__SHORT EXERCISE__. Reproduce the lines of the material exactly, excluding every image.

Begin

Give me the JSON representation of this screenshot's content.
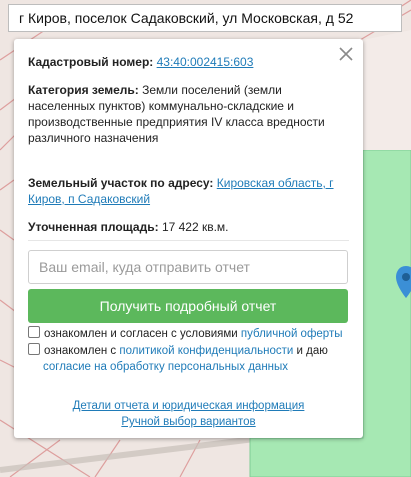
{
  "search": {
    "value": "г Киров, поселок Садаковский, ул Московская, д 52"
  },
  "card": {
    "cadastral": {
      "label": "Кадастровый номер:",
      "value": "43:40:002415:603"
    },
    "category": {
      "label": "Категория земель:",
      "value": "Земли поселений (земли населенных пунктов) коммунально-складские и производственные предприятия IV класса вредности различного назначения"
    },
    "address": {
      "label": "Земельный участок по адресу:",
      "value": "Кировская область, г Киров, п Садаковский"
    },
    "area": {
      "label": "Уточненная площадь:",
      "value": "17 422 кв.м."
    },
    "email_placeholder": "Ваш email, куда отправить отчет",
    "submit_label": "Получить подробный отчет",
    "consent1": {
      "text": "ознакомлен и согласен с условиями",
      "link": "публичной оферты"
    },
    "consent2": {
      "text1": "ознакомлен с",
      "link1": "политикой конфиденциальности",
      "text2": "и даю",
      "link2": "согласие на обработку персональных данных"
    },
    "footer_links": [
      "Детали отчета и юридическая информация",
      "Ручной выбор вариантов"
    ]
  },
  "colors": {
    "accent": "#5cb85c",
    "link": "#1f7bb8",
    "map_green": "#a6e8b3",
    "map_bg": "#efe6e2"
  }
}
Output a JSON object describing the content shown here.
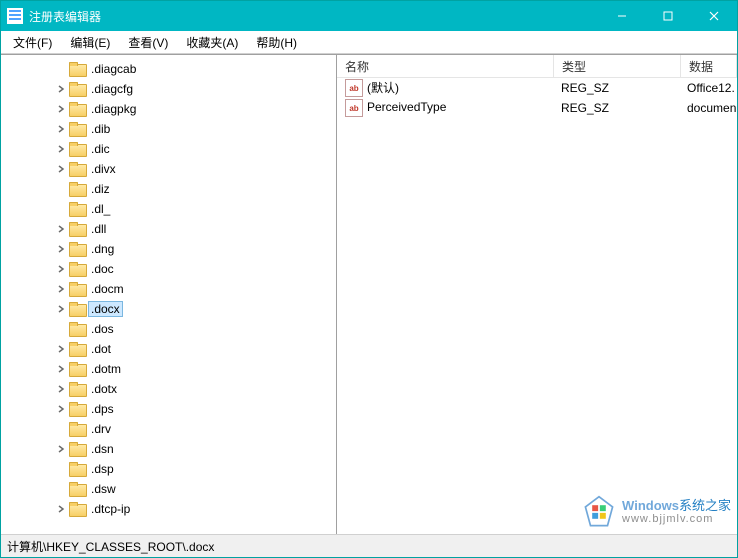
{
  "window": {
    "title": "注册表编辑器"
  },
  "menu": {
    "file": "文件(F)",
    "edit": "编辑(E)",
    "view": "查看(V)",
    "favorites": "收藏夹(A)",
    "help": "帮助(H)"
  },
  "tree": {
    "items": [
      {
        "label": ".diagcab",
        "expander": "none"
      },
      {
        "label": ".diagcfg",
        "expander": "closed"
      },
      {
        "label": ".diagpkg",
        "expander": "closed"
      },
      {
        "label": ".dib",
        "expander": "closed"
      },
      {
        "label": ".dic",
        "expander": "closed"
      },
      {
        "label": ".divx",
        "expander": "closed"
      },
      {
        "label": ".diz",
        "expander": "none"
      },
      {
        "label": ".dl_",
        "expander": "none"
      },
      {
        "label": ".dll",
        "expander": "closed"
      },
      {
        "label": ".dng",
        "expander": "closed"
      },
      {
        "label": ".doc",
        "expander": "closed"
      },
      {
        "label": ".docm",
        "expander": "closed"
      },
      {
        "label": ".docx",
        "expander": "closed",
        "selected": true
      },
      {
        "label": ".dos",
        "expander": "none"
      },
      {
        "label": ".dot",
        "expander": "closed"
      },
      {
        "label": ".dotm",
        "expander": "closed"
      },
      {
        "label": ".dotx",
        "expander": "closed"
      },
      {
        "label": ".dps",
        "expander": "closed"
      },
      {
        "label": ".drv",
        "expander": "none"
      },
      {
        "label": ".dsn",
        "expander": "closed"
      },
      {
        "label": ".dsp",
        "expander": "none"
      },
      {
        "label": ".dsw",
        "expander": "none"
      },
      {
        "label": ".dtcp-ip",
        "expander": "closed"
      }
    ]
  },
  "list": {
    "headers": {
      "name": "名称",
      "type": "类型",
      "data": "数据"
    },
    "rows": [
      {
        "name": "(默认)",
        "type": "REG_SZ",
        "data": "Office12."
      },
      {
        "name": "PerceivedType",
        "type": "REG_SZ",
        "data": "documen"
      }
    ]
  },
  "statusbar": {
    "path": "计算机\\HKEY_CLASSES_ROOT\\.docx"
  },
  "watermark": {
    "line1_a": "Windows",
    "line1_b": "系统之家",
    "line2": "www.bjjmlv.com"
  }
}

End

__EXERCISE RESPONSE__.
Give me the JSON representation of this screenshot's content.
{
  "search": {
    "value": "г Киров, поселок Садаковский, ул Московская, д 52"
  },
  "card": {
    "cadastral": {
      "label": "Кадастровый номер:",
      "value": "43:40:002415:603"
    },
    "category": {
      "label": "Категория земель:",
      "value": "Земли поселений (земли населенных пунктов) коммунально-складские и производственные предприятия IV класса вредности различного назначения"
    },
    "address": {
      "label": "Земельный участок по адресу:",
      "value": "Кировская область, г Киров, п Садаковский"
    },
    "area": {
      "label": "Уточненная площадь:",
      "value": "17 422 кв.м."
    },
    "email_placeholder": "Ваш email, куда отправить отчет",
    "submit_label": "Получить подробный отчет",
    "consent1": {
      "text": "ознакомлен и согласен с условиями",
      "link": "публичной оферты"
    },
    "consent2": {
      "text1": "ознакомлен с",
      "link1": "политикой конфиденциальности",
      "text2": "и даю",
      "link2": "согласие на обработку персональных данных"
    },
    "footer_links": [
      "Детали отчета и юридическая информация",
      "Ручной выбор вариантов"
    ]
  },
  "colors": {
    "accent": "#5cb85c",
    "link": "#1f7bb8",
    "map_green": "#a6e8b3",
    "map_bg": "#efe6e2"
  }
}
Output a JSON object describing the content shown here.
{
  "window": {
    "title": "注册表编辑器"
  },
  "menu": {
    "file": "文件(F)",
    "edit": "编辑(E)",
    "view": "查看(V)",
    "favorites": "收藏夹(A)",
    "help": "帮助(H)"
  },
  "tree": {
    "items": [
      {
        "label": ".diagcab",
        "expander": "none"
      },
      {
        "label": ".diagcfg",
        "expander": "closed"
      },
      {
        "label": ".diagpkg",
        "expander": "closed"
      },
      {
        "label": ".dib",
        "expander": "closed"
      },
      {
        "label": ".dic",
        "expander": "closed"
      },
      {
        "label": ".divx",
        "expander": "closed"
      },
      {
        "label": ".diz",
        "expander": "none"
      },
      {
        "label": ".dl_",
        "expander": "none"
      },
      {
        "label": ".dll",
        "expander": "closed"
      },
      {
        "label": ".dng",
        "expander": "closed"
      },
      {
        "label": ".doc",
        "expander": "closed"
      },
      {
        "label": ".docm",
        "expander": "closed"
      },
      {
        "label": ".docx",
        "expander": "closed",
        "selected": true
      },
      {
        "label": ".dos",
        "expander": "none"
      },
      {
        "label": ".dot",
        "expander": "closed"
      },
      {
        "label": ".dotm",
        "expander": "closed"
      },
      {
        "label": ".dotx",
        "expander": "closed"
      },
      {
        "label": ".dps",
        "expander": "closed"
      },
      {
        "label": ".drv",
        "expander": "none"
      },
      {
        "label": ".dsn",
        "expander": "closed"
      },
      {
        "label": ".dsp",
        "expander": "none"
      },
      {
        "label": ".dsw",
        "expander": "none"
      },
      {
        "label": ".dtcp-ip",
        "expander": "closed"
      }
    ]
  },
  "list": {
    "headers": {
      "name": "名称",
      "type": "类型",
      "data": "数据"
    },
    "rows": [
      {
        "name": "(默认)",
        "type": "REG_SZ",
        "data": "Office12."
      },
      {
        "name": "PerceivedType",
        "type": "REG_SZ",
        "data": "documen"
      }
    ]
  },
  "statusbar": {
    "path": "计算机\\HKEY_CLASSES_ROOT\\.docx"
  },
  "watermark": {
    "line1_a": "Windows",
    "line1_b": "系统之家",
    "line2": "www.bjjmlv.com"
  }
}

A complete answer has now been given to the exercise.